• **Data supplied**:
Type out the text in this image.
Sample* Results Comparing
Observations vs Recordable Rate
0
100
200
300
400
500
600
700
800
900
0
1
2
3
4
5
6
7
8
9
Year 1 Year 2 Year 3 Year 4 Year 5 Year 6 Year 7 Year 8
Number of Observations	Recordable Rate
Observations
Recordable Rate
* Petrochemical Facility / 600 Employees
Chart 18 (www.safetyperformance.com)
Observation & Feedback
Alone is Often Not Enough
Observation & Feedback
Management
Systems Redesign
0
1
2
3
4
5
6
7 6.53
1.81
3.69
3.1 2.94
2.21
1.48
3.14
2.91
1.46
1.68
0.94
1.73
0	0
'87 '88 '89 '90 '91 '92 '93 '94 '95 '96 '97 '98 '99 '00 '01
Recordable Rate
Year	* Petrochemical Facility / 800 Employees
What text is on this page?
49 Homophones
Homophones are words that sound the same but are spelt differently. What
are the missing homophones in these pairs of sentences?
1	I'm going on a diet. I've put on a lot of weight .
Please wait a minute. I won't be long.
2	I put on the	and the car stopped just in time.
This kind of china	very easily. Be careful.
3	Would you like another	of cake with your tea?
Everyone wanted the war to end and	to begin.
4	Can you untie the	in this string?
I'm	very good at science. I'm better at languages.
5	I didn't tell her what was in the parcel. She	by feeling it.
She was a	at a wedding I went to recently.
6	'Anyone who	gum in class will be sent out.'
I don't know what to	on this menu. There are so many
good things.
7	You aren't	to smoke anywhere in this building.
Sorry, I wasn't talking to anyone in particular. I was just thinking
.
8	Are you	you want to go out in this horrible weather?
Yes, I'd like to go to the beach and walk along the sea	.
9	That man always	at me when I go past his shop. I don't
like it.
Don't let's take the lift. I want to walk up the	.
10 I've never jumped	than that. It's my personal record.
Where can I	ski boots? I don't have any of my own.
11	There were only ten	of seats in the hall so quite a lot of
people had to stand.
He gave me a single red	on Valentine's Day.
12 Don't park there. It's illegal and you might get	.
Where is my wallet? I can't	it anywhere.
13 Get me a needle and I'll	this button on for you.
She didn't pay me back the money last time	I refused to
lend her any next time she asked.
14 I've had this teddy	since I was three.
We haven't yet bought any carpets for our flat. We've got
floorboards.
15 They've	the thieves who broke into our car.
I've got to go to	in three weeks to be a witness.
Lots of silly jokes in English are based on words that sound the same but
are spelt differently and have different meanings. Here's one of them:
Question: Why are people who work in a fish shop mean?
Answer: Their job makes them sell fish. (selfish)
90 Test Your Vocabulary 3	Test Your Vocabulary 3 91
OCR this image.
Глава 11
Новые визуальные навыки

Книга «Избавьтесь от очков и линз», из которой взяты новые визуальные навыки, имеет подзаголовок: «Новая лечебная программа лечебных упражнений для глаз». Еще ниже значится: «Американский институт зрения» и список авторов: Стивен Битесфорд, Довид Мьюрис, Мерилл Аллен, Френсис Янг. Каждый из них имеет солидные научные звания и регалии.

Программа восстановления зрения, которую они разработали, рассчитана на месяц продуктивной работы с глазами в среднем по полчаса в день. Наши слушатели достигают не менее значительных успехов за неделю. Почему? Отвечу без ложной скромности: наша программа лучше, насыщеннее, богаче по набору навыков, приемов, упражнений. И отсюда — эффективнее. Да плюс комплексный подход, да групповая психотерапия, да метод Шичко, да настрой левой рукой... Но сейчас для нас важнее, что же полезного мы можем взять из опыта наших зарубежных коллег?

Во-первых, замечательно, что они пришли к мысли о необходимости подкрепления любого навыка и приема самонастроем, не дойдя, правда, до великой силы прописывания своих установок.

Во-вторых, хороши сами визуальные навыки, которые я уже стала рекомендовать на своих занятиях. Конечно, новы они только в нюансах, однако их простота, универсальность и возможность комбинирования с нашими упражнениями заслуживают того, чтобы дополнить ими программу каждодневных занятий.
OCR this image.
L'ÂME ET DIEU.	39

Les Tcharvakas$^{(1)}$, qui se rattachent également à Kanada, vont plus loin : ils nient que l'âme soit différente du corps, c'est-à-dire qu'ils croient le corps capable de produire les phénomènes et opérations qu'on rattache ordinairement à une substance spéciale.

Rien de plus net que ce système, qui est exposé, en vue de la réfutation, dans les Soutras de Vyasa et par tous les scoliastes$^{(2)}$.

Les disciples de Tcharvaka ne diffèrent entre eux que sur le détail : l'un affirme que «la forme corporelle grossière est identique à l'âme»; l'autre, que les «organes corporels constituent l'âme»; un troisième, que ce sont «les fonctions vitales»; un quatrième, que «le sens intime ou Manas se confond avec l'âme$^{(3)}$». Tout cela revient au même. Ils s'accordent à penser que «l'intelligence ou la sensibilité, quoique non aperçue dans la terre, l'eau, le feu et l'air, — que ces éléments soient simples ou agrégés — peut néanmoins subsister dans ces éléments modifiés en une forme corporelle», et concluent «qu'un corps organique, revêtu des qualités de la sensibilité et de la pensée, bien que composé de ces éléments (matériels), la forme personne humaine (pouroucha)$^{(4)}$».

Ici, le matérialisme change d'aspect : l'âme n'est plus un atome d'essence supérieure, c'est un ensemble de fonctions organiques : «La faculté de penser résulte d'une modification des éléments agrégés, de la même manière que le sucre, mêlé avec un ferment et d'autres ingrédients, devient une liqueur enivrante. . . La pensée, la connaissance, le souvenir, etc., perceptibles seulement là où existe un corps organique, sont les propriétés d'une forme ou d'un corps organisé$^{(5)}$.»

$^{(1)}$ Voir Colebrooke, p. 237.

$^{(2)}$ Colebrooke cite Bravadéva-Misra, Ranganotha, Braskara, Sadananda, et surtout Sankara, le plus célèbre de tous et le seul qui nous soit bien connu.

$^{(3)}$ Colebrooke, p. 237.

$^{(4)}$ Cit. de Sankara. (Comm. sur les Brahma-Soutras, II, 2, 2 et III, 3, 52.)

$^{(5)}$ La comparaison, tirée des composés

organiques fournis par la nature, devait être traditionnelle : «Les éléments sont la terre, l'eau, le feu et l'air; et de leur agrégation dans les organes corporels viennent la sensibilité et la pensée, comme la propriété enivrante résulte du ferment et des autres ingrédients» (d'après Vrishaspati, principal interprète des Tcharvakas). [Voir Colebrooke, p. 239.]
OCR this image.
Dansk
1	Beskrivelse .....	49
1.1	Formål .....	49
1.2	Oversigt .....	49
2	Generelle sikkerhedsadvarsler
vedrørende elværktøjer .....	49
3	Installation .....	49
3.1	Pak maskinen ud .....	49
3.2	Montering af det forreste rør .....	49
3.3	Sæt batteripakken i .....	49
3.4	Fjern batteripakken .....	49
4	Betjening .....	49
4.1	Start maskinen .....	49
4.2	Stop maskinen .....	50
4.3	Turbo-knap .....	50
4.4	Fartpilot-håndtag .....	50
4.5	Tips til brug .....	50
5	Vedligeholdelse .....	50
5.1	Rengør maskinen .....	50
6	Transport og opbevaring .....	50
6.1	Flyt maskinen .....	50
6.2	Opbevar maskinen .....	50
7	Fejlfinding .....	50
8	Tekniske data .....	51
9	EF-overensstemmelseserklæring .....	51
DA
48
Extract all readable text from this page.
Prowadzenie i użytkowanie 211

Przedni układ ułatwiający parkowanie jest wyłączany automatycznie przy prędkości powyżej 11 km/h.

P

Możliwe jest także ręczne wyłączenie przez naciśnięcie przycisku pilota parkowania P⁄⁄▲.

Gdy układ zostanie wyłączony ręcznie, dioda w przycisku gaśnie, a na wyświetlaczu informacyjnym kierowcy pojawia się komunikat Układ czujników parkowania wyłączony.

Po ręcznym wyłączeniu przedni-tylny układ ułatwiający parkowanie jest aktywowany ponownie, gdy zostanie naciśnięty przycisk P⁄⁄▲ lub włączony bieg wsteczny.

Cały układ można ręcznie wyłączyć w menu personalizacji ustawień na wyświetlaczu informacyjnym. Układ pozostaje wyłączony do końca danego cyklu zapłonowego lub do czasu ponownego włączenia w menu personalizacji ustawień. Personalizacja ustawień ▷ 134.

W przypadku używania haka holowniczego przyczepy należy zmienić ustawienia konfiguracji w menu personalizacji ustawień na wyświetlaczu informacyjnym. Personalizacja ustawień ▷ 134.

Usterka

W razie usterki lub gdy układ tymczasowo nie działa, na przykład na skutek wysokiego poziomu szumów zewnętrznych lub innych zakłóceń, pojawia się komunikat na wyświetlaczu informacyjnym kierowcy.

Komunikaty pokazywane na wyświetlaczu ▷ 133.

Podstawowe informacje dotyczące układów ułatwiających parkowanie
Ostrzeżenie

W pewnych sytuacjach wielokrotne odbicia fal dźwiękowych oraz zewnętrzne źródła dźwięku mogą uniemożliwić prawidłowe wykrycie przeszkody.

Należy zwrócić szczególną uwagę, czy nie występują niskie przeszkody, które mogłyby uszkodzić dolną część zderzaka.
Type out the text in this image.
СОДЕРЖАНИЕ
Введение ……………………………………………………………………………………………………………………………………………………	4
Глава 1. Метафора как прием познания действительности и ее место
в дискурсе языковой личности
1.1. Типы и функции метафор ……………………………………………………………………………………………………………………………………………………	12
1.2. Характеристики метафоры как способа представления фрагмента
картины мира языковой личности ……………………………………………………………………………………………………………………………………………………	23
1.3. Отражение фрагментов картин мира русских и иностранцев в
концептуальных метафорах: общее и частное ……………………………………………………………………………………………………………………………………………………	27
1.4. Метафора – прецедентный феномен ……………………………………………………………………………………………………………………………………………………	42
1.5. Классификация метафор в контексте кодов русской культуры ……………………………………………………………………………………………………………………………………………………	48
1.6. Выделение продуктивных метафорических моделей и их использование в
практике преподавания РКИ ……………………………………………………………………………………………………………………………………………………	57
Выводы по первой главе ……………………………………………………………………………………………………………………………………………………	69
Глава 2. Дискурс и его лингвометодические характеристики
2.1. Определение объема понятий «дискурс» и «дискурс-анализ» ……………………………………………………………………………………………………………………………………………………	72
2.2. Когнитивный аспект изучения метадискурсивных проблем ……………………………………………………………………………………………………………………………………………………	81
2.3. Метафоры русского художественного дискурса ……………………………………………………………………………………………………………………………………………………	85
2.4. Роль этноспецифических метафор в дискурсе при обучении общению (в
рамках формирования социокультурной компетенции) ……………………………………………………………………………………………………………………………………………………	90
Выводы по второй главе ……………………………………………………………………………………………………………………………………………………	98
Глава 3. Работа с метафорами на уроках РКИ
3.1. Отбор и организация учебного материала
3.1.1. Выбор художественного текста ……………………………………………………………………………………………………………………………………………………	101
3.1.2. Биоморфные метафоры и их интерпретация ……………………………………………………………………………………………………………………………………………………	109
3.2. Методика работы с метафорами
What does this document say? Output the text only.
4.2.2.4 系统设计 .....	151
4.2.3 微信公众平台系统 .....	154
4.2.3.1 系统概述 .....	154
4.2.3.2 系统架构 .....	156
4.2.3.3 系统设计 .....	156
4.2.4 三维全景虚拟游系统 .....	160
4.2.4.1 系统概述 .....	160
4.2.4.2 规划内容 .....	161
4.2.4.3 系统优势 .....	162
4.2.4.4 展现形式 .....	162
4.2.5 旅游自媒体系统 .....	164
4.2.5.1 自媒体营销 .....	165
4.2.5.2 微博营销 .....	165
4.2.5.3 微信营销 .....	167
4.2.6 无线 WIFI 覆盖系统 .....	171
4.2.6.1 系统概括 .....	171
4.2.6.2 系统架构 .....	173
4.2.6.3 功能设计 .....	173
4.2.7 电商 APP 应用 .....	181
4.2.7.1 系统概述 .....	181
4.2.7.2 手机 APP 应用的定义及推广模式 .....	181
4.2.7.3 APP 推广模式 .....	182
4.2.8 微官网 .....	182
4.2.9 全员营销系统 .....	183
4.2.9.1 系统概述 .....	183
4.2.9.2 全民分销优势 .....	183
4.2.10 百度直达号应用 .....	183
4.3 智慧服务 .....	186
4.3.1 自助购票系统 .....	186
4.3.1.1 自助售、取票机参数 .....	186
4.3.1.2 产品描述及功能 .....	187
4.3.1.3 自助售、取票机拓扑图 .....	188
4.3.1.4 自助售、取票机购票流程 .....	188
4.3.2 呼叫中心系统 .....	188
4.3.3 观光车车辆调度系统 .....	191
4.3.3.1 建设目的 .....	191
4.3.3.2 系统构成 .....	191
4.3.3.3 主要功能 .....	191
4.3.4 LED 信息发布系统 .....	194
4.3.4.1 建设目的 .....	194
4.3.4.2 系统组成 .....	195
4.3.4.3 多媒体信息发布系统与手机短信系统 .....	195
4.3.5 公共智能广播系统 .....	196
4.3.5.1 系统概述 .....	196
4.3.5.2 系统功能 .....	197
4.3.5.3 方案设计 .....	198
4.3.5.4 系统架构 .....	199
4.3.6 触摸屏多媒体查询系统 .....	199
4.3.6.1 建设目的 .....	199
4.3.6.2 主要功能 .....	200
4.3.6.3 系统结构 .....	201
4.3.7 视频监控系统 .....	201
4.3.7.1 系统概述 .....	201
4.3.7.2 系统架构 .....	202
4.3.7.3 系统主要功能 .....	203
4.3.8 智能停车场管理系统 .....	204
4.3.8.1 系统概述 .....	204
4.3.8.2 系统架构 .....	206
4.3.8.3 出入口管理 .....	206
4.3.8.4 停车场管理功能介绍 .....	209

• **To be done**:
Give only the number of lines in the material above where the string "ręcznie" appears.

• **Answer in full**:
2